▶ **Work to do**:
Everything from the line containing "Read out every word on this page." to the final line of the records below should be given again exactly, and nothing else.
# Start of Material provided
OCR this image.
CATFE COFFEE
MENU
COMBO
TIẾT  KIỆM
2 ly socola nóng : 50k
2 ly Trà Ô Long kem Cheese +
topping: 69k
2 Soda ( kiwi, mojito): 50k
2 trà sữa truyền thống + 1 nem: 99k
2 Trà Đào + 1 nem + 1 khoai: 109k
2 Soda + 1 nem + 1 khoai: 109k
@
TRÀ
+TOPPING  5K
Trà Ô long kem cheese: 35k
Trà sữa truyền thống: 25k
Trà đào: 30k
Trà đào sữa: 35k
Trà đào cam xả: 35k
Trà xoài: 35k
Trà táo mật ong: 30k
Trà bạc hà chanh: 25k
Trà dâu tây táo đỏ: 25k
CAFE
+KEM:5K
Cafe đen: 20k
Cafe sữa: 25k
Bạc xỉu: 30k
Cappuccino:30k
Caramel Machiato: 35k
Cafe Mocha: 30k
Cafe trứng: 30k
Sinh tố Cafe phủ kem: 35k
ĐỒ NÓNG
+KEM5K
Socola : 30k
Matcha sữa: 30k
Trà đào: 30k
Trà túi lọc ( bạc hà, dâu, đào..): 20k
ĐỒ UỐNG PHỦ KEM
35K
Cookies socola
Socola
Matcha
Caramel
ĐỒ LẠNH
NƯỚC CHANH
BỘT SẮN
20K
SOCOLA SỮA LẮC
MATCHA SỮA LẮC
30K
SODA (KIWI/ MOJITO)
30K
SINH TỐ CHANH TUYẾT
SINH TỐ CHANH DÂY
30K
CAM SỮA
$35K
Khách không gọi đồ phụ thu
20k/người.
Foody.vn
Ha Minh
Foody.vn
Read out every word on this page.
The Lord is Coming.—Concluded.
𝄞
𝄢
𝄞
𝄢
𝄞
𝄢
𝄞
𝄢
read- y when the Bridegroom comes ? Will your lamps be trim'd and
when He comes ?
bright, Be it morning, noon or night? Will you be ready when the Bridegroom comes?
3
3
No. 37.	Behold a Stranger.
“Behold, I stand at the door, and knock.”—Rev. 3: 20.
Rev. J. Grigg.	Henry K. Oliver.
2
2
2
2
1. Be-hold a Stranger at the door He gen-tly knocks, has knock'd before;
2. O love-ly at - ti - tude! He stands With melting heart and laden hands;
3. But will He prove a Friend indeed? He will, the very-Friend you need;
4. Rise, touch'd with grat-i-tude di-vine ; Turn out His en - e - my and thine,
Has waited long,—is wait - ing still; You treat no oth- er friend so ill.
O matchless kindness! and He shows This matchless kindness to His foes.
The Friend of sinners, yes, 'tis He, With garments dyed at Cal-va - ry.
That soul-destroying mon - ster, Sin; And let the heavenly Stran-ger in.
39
# End of Material provided
▶ **Solution to the exercise**:
Read out every word on this page.
The Lord is Coming.—Concluded.
𝄞
𝄢
𝄞
𝄢
𝄞
𝄢
𝄞
𝄢
read- y when the Bridegroom comes ? Will your lamps be trim'd and
when He comes ?
bright, Be it morning, noon or night? Will you be ready when the Bridegroom comes?
3
3
No. 37.	Behold a Stranger.
“Behold, I stand at the door, and knock.”—Rev. 3: 20.
Rev. J. Grigg.	Henry K. Oliver.
2
2
2
2
1. Be-hold a Stranger at the door He gen-tly knocks, has knock'd before;
2. O love-ly at - ti - tude! He stands With melting heart and laden hands;
3. But will He prove a Friend indeed? He will, the very-Friend you need;
4. Rise, touch'd with grat-i-tude di-vine ; Turn out His en - e - my and thine,
Has waited long,—is wait - ing still; You treat no oth- er friend so ill.
O matchless kindness! and He shows This matchless kindness to His foes.
The Friend of sinners, yes, 'tis He, With garments dyed at Cal-va - ry.
That soul-destroying mon - ster, Sin; And let the heavenly Stran-ger in.
39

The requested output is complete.